DATA EXTRACT |
========================================================================

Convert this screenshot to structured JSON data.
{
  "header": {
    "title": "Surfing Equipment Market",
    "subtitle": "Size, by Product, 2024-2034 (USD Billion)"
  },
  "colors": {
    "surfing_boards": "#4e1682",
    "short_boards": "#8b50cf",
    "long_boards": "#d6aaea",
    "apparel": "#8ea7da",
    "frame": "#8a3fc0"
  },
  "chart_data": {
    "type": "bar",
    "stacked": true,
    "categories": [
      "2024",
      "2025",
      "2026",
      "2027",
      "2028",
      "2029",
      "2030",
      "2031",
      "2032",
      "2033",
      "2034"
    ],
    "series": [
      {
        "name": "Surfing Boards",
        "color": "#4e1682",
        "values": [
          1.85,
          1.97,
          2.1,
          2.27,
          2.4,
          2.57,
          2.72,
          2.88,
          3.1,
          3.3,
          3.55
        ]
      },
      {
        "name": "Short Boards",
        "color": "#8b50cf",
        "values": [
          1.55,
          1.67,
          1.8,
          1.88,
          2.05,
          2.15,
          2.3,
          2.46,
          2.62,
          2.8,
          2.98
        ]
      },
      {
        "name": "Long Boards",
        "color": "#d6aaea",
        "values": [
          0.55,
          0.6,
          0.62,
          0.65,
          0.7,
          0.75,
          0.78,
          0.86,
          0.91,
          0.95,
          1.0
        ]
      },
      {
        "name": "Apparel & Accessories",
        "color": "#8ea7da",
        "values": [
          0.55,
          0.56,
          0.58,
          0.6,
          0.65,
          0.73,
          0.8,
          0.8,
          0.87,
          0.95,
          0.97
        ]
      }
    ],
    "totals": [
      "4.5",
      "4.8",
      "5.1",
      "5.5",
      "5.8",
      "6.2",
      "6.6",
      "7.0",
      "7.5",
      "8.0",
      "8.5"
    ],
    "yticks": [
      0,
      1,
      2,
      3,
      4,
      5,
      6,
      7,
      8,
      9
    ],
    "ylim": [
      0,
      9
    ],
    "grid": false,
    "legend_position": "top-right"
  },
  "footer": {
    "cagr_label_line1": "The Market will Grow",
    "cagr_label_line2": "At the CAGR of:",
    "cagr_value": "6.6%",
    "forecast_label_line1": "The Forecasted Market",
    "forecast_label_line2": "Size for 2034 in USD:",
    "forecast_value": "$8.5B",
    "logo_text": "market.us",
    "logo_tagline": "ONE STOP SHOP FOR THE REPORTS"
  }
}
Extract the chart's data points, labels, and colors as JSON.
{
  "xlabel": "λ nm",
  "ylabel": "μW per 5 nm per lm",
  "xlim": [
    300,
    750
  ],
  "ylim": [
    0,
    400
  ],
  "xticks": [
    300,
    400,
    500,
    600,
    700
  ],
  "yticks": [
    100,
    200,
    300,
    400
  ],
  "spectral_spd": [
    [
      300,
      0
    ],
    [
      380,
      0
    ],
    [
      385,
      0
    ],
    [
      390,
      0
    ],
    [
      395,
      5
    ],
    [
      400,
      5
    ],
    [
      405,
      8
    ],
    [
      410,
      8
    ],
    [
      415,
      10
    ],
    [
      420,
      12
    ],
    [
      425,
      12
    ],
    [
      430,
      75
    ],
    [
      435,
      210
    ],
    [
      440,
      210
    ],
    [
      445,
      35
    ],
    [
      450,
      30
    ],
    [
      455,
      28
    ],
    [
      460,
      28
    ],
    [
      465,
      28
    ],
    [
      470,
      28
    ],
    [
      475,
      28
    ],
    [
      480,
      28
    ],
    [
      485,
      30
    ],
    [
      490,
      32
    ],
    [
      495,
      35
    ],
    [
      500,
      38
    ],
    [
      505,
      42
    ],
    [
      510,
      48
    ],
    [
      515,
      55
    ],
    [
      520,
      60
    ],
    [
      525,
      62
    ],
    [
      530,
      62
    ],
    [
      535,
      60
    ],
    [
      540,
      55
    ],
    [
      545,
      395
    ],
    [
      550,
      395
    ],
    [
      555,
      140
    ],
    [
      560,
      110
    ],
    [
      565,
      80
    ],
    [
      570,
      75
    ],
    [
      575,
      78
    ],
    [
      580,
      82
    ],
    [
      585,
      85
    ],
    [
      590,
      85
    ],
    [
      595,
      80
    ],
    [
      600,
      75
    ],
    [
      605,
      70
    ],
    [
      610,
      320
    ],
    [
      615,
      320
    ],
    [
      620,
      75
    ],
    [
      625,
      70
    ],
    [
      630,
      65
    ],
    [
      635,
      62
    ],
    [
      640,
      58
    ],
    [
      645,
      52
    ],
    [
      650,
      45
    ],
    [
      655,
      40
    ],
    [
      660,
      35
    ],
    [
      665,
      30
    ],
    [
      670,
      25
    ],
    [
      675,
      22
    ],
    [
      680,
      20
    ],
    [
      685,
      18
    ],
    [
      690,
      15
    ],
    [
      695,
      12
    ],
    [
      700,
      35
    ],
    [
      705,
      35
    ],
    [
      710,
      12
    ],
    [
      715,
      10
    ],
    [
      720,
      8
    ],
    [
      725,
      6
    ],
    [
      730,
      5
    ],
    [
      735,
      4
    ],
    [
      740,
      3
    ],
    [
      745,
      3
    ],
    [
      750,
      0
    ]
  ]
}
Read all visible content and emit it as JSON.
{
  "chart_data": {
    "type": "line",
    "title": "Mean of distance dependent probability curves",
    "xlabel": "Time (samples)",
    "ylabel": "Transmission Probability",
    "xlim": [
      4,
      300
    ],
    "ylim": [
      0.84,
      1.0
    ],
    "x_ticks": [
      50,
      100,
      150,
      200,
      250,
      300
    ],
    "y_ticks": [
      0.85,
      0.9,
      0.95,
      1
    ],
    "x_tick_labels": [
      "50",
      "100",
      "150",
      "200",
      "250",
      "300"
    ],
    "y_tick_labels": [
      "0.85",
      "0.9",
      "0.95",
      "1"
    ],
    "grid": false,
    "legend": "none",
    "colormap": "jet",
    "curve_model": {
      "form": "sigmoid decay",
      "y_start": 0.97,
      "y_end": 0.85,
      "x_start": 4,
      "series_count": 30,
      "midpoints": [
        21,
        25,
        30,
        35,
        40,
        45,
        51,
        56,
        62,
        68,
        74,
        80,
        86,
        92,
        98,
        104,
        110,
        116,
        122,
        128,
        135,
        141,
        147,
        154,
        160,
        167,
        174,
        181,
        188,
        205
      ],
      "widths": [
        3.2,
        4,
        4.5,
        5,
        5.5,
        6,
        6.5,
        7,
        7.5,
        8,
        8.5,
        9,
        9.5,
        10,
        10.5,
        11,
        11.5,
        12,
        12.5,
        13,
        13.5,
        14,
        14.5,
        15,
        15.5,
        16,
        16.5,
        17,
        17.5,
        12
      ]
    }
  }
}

========================================================================

OBJECTIVE | Each record must be repeated exactly as it is.

TASK RESPONSE |
Convert this screenshot to structured JSON data.
{
  "header": {
    "title": "Surfing Equipment Market",
    "subtitle": "Size, by Product, 2024-2034 (USD Billion)"
  },
  "colors": {
    "surfing_boards": "#4e1682",
    "short_boards": "#8b50cf",
    "long_boards": "#d6aaea",
    "apparel": "#8ea7da",
    "frame": "#8a3fc0"
  },
  "chart_data": {
    "type": "bar",
    "stacked": true,
    "categories": [
      "2024",
      "2025",
      "2026",
      "2027",
      "2028",
      "2029",
      "2030",
      "2031",
      "2032",
      "2033",
      "2034"
    ],
    "series": [
      {
        "name": "Surfing Boards",
        "color": "#4e1682",
        "values": [
          1.85,
          1.97,
          2.1,
          2.27,
          2.4,
          2.57,
          2.72,
          2.88,
          3.1,
          3.3,
          3.55
        ]
      },
      {
        "name": "Short Boards",
        "color": "#8b50cf",
        "values": [
          1.55,
          1.67,
          1.8,
          1.88,
          2.05,
          2.15,
          2.3,
          2.46,
          2.62,
          2.8,
          2.98
        ]
      },
      {
        "name": "Long Boards",
        "color": "#d6aaea",
        "values": [
          0.55,
          0.6,
          0.62,
          0.65,
          0.7,
          0.75,
          0.78,
          0.86,
          0.91,
          0.95,
          1.0
        ]
      },
      {
        "name": "Apparel & Accessories",
        "color": "#8ea7da",
        "values": [
          0.55,
          0.56,
          0.58,
          0.6,
          0.65,
          0.73,
          0.8,
          0.8,
          0.87,
          0.95,
          0.97
        ]
      }
    ],
    "totals": [
      "4.5",
      "4.8",
      "5.1",
      "5.5",
      "5.8",
      "6.2",
      "6.6",
      "7.0",
      "7.5",
      "8.0",
      "8.5"
    ],
    "yticks": [
      0,
      1,
      2,
      3,
      4,
      5,
      6,
      7,
      8,
      9
    ],
    "ylim": [
      0,
      9
    ],
    "grid": false,
    "legend_position": "top-right"
  },
  "footer": {
    "cagr_label_line1": "The Market will Grow",
    "cagr_label_line2": "At the CAGR of:",
    "cagr_value": "6.6%",
    "forecast_label_line1": "The Forecasted Market",
    "forecast_label_line2": "Size for 2034 in USD:",
    "forecast_value": "$8.5B",
    "logo_text": "market.us",
    "logo_tagline": "ONE STOP SHOP FOR THE REPORTS"
  }
}
Extract the chart's data points, labels, and colors as JSON.
{
  "xlabel": "λ nm",
  "ylabel": "μW per 5 nm per lm",
  "xlim": [
    300,
    750
  ],
  "ylim": [
    0,
    400
  ],
  "xticks": [
    300,
    400,
    500,
    600,
    700
  ],
  "yticks": [
    100,
    200,
    300,
    400
  ],
  "spectral_spd": [
    [
      300,
      0
    ],
    [
      380,
      0
    ],
    [
      385,
      0
    ],
    [
      390,
      0
    ],
    [
      395,
      5
    ],
    [
      400,
      5
    ],
    [
      405,
      8
    ],
    [
      410,
      8
    ],
    [
      415,
      10
    ],
    [
      420,
      12
    ],
    [
      425,
      12
    ],
    [
      430,
      75
    ],
    [
      435,
      210
    ],
    [
      440,
      210
    ],
    [
      445,
      35
    ],
    [
      450,
      30
    ],
    [
      455,
      28
    ],
    [
      460,
      28
    ],
    [
      465,
      28
    ],
    [
      470,
      28
    ],
    [
      475,
      28
    ],
    [
      480,
      28
    ],
    [
      485,
      30
    ],
    [
      490,
      32
    ],
    [
      495,
      35
    ],
    [
      500,
      38
    ],
    [
      505,
      42
    ],
    [
      510,
      48
    ],
    [
      515,
      55
    ],
    [
      520,
      60
    ],
    [
      525,
      62
    ],
    [
      530,
      62
    ],
    [
      535,
      60
    ],
    [
      540,
      55
    ],
    [
      545,
      395
    ],
    [
      550,
      395
    ],
    [
      555,
      140
    ],
    [
      560,
      110
    ],
    [
      565,
      80
    ],
    [
      570,
      75
    ],
    [
      575,
      78
    ],
    [
      580,
      82
    ],
    [
      585,
      85
    ],
    [
      590,
      85
    ],
    [
      595,
      80
    ],
    [
      600,
      75
    ],
    [
      605,
      70
    ],
    [
      610,
      320
    ],
    [
      615,
      320
    ],
    [
      620,
      75
    ],
    [
      625,
      70
    ],
    [
      630,
      65
    ],
    [
      635,
      62
    ],
    [
      640,
      58
    ],
    [
      645,
      52
    ],
    [
      650,
      45
    ],
    [
      655,
      40
    ],
    [
      660,
      35
    ],
    [
      665,
      30
    ],
    [
      670,
      25
    ],
    [
      675,
      22
    ],
    [
      680,
      20
    ],
    [
      685,
      18
    ],
    [
      690,
      15
    ],
    [
      695,
      12
    ],
    [
      700,
      35
    ],
    [
      705,
      35
    ],
    [
      710,
      12
    ],
    [
      715,
      10
    ],
    [
      720,
      8
    ],
    [
      725,
      6
    ],
    [
      730,
      5
    ],
    [
      735,
      4
    ],
    [
      740,
      3
    ],
    [
      745,
      3
    ],
    [
      750,
      0
    ]
  ]
}
Read all visible content and emit it as JSON.
{
  "chart_data": {
    "type": "line",
    "title": "Mean of distance dependent probability curves",
    "xlabel": "Time (samples)",
    "ylabel": "Transmission Probability",
    "xlim": [
      4,
      300
    ],
    "ylim": [
      0.84,
      1.0
    ],
    "x_ticks": [
      50,
      100,
      150,
      200,
      250,
      300
    ],
    "y_ticks": [
      0.85,
      0.9,
      0.95,
      1
    ],
    "x_tick_labels": [
      "50",
      "100",
      "150",
      "200",
      "250",
      "300"
    ],
    "y_tick_labels": [
      "0.85",
      "0.9",
      "0.95",
      "1"
    ],
    "grid": false,
    "legend": "none",
    "colormap": "jet",
    "curve_model": {
      "form": "sigmoid decay",
      "y_start": 0.97,
      "y_end": 0.85,
      "x_start": 4,
      "series_count": 30,
      "midpoints": [
        21,
        25,
        30,
        35,
        40,
        45,
        51,
        56,
        62,
        68,
        74,
        80,
        86,
        92,
        98,
        104,
        110,
        116,
        122,
        128,
        135,
        141,
        147,
        154,
        160,
        167,
        174,
        181,
        188,
        205
      ],
      "widths": [
        3.2,
        4,
        4.5,
        5,
        5.5,
        6,
        6.5,
        7,
        7.5,
        8,
        8.5,
        9,
        9.5,
        10,
        10.5,
        11,
        11.5,
        12,
        12.5,
        13,
        13.5,
        14,
        14.5,
        15,
        15.5,
        16,
        16.5,
        17,
        17.5,
        12
      ]
    }
  }
}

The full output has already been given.